Stored data |
--*--

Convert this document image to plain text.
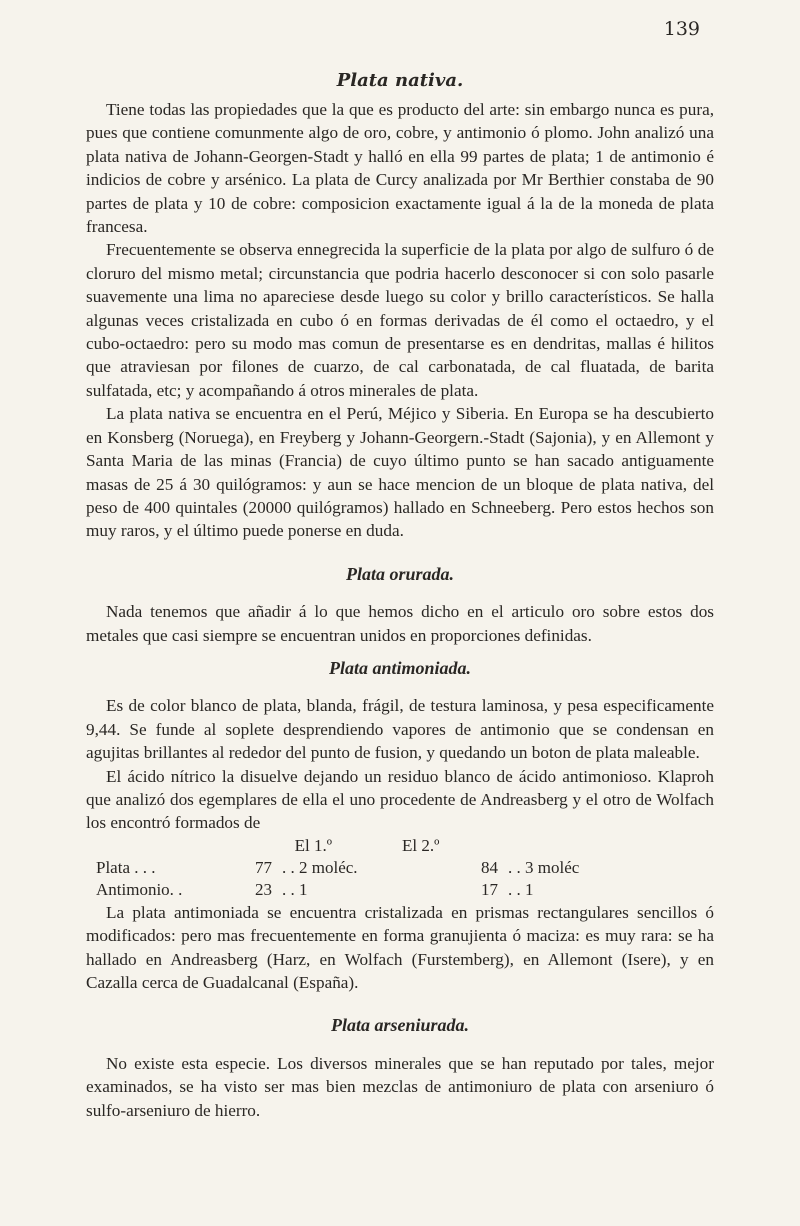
139
Plata nativa.

Tiene todas las propiedades que la que es producto del arte: sin embargo nunca es pura, pues que contiene comunmente algo de oro, cobre, y antimonio ó plomo. John analizó una plata nativa de Johann-Georgen-Stadt y halló en ella 99 partes de plata; 1 de antimonio é indicios de cobre y arsénico. La plata de Curcy analizada por Mr Berthier constaba de 90 partes de plata y 10 de cobre: composicion exactamente igual á la de la moneda de plata francesa.

Frecuentemente se observa ennegrecida la superficie de la plata por algo de sulfuro ó de cloruro del mismo metal; circunstancia que podria hacerlo desconocer si con solo pasarle suavemente una lima no apareciese desde luego su color y brillo característicos. Se halla algunas veces cristalizada en cubo ó en formas derivadas de él como el octaedro, y el cubo-octaedro: pero su modo mas comun de presentarse es en dendritas, mallas é hilitos que atraviesan por filones de cuarzo, de cal carbonatada, de cal fluatada, de barita sulfatada, etc; y acompañando á otros minerales de plata.

La plata nativa se encuentra en el Perú, Méjico y Siberia. En Europa se ha descubierto en Konsberg (Noruega), en Freyberg y Johann-Georgern.-Stadt (Sajonia), y en Allemont y Santa Maria de las minas (Francia) de cuyo último punto se han sacado antiguamente masas de 25 á 30 quilógramos: y aun se hace mencion de un bloque de plata nativa, del peso de 400 quintales (20000 quilógramos) hallado en Schneeberg. Pero estos hechos son muy raros, y el último puede ponerse en duda.

Plata orurada.

Nada tenemos que añadir á lo que hemos dicho en el articulo oro sobre estos dos metales que casi siempre se encuentran unidos en proporciones definidas.

Plata antimoniada.

Es de color blanco de plata, blanda, frágil, de testura laminosa, y pesa especificamente 9,44. Se funde al soplete desprendiendo vapores de antimonio que se condensan en agujitas brillantes al rededor del punto de fusion, y quedando un boton de plata maleable.

El ácido nítrico la disuelve dejando un residuo blanco de ácido antimonioso. Klaproh que analizó dos egemplares de ella el uno procedente de Andreasberg y el otro de Wolfach los encontró formados de

El 1.º	El 2.º
Plata . . .	77 . . 2 moléc.	84 . . 3 moléc
Antimonio. .	23 . . 1	17 . . 1

La plata antimoniada se encuentra cristalizada en prismas rectangulares sencillos ó modificados: pero mas frecuentemente en forma granujienta ó maciza: es muy rara: se ha hallado en Andreasberg (Harz, en Wolfach (Furstemberg), en Allemont (Isere), y en Cazalla cerca de Guadalcanal (España).

Plata arseniurada.

No existe esta especie. Los diversos minerales que se han reputado por tales, mejor examinados, se ha visto ser mas bien mezclas de antimoniuro de plata con arseniuro ó sulfo-arseniuro de hierro.
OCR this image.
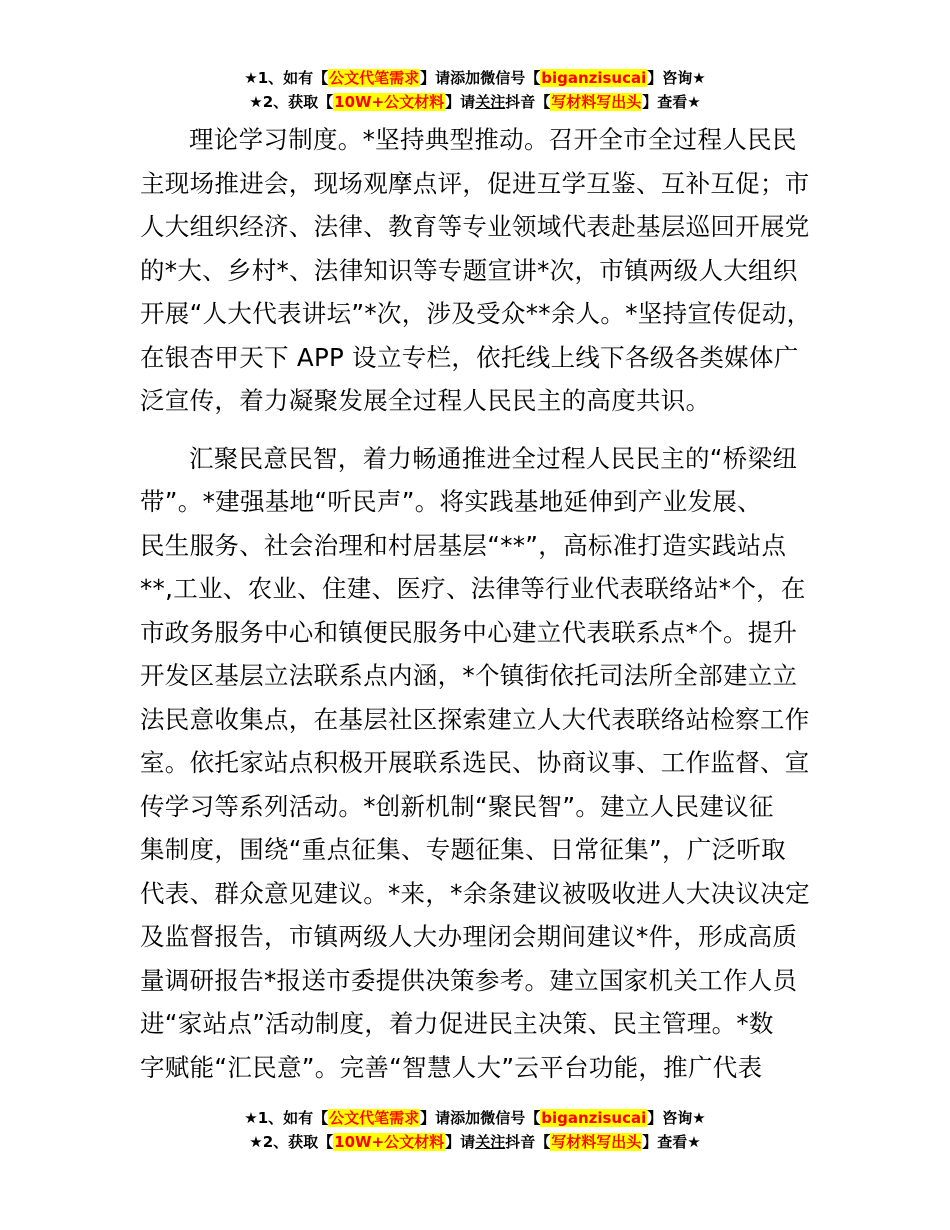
★1、如有【公文代笔需求】请添加微信号【biganzisucai】咨询★
★2、获取【10W+公文材料】请关注抖音【写材料写出头】查看★
理论学习制度。*坚持典型推动。召开全市全过程人民民
主现场推进会，现场观摩点评，促进互学互鉴、互补互促；市
人大组织经济、法律、教育等专业领域代表赴基层巡回开展党
的*大、乡村*、法律知识等专题宣讲*次，市镇两级人大组织
开展“人大代表讲坛”*次，涉及受众**余人。*坚持宣传促动，
在银杏甲天下 APP 设立专栏，依托线上线下各级各类媒体广
泛宣传，着力凝聚发展全过程人民民主的高度共识。
汇聚民意民智，着力畅通推进全过程人民民主的“桥梁纽
带”。*建强基地“听民声”。将实践基地延伸到产业发展、
民生服务、社会治理和村居基层“**”，高标准打造实践站点
**,工业、农业、住建、医疗、法律等行业代表联络站*个，在
市政务服务中心和镇便民服务中心建立代表联系点*个。提升
开发区基层立法联系点内涵，*个镇街依托司法所全部建立立
法民意收集点，在基层社区探索建立人大代表联络站检察工作
室。依托家站点积极开展联系选民、协商议事、工作监督、宣
传学习等系列活动。*创新机制“聚民智”。建立人民建议征
集制度，围绕“重点征集、专题征集、日常征集”，广泛听取
代表、群众意见建议。*来，*余条建议被吸收进人大决议决定
及监督报告，市镇两级人大办理闭会期间建议*件，形成高质
量调研报告*报送市委提供决策参考。建立国家机关工作人员
进“家站点”活动制度，着力促进民主决策、民主管理。*数
字赋能“汇民意”。完善“智慧人大”云平台功能，推广代表
★1、如有【公文代笔需求】请添加微信号【biganzisucai】咨询★
★2、获取【10W+公文材料】请关注抖音【写材料写出头】查看★
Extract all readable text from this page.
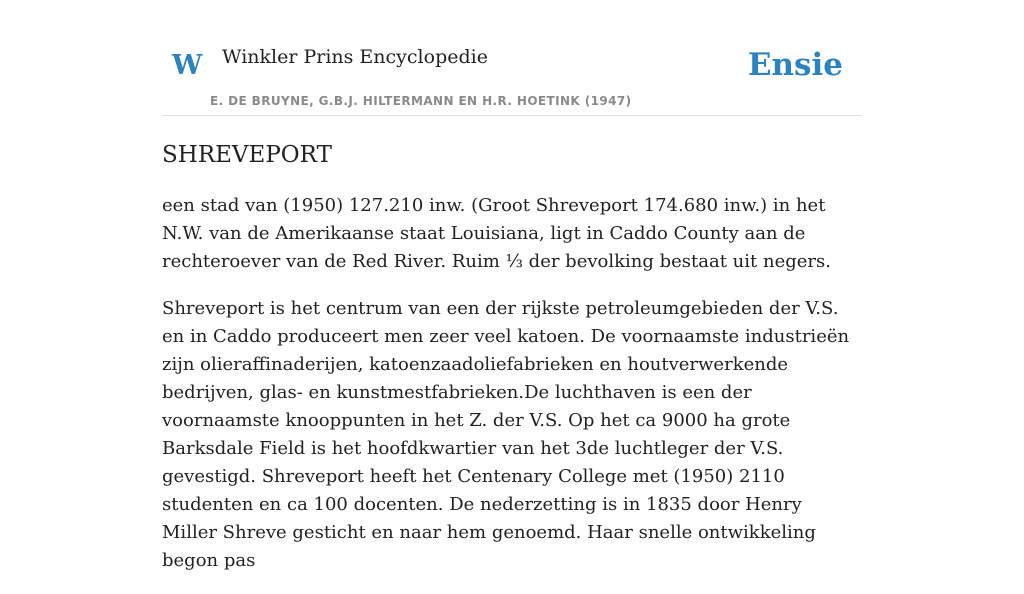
W Winkler Prins Encyclopedie
E. DE BRUYNE, G.B.J. HILTERMANN EN H.R. HOETINK (1947)
Ensie
SHREVEPORT

een stad van (1950) 127.210 inw. (Groot Shreveport 174.680 inw.) in het N.W. van de Amerikaanse staat Louisiana, ligt in Caddo County aan de rechteroever van de Red River. Ruim ⅓ der bevolking bestaat uit negers.

Shreveport is het centrum van een der rijkste petroleumgebieden der V.S. en in Caddo produceert men zeer veel katoen. De voornaamste industrieën zijn olieraffinaderijen, katoenzaadoliefabrieken en houtverwerkende bedrijven, glas- en kunstmestfabrieken.De luchthaven is een der voornaamste knooppunten in het Z. der V.S. Op het ca 9000 ha grote Barksdale Field is het hoofdkwartier van het 3de luchtleger der V.S. gevestigd. Shreveport heeft het Centenary College met (1950) 2110 studenten en ca 100 docenten. De nederzetting is in 1835 door Henry Miller Shreve gesticht en naar hem genoemd. Haar snelle ontwikkeling begon pas
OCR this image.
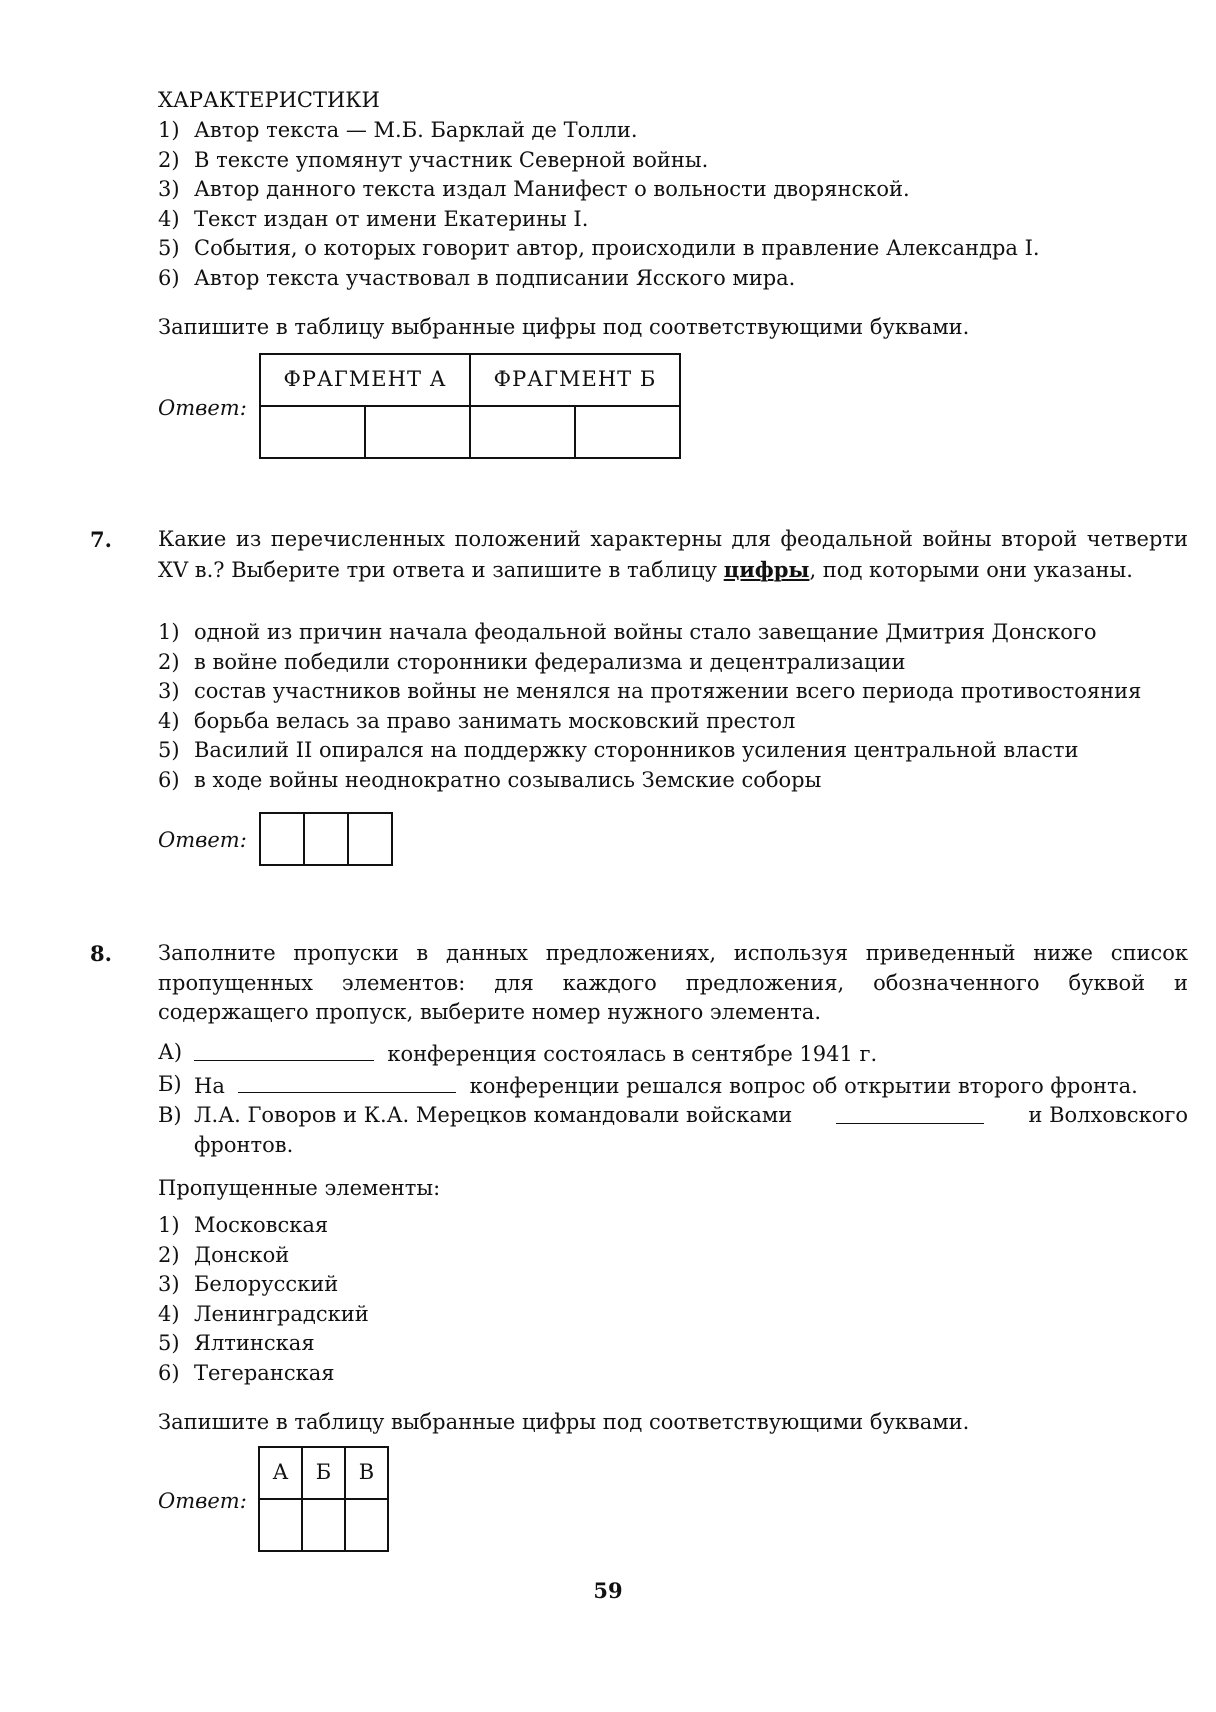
ХАРАКТЕРИСТИКИ
1) Автор текста — М.Б. Барклай де Толли.
2) В тексте упомянут участник Северной войны.
3) Автор данного текста издал Манифест о вольности дворянской.
4) Текст издан от имени Екатерины I.
5) События, о которых говорит автор, происходили в правление Александра I.
6) Автор текста участвовал в подписании Ясского мира.
Запишите в таблицу выбранные цифры под соответствующими буквами.
Ответ:
ФРАГМЕНТ А		ФРАГМЕНТ Б	

7. Какие из перечисленных положений характерны для феодальной войны второй четверти XV в.? Выберите три ответа и запишите в таблицу цифры, под которыми они указаны.
1) одной из причин начала феодальной войны стало завещание Дмитрия Донского
2) в войне победили сторонники федерализма и децентрализации
3) состав участников войны не менялся на протяжении всего периода противостояния
4) борьба велась за право занимать московский престол
5) Василий II опирался на поддержку сторонников усиления центральной власти
6) в ходе войны неоднократно созывались Земские соборы
Ответ:

8. Заполните пропуски в данных предложениях, используя приведенный ниже список пропущенных элементов: для каждого предложения, обозначенного буквой и содержащего пропуск, выберите номер нужного элемента.
А)	конференция состоялась в сентябре 1941 г.
Б) На	конференции решался вопрос об открытии второго фронта.
В) Л.А. Говоров и К.А. Мерецков командовали войсками	и Волховского
фронтов.
Пропущенные элементы:
1) Московская
2) Донской
3) Белорусский
4) Ленинградский
5) Ялтинская
6) Тегеранская
Запишите в таблицу выбранные цифры под соответствующими буквами.
Ответ:
А	Б	В

59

--*--

OBJECTIVE |
Look above for every line with the word "Andreasberg" and copy it.

SOLUTION |
El ácido nítrico la disuelve dejando un residuo blanco de ácido antimonioso. Klaproh que analizó dos egemplares de ella el uno procedente de Andreasberg y el otro de Wolfach los encontró formados de
La plata antimoniada se encuentra cristalizada en prismas rectangulares sencillos ó modificados: pero mas frecuentemente en forma granujienta ó maciza: es muy rara: se ha hallado en Andreasberg (Harz, en Wolfach (Furstemberg), en Allemont (Isere), y en Cazalla cerca de Guadalcanal (España).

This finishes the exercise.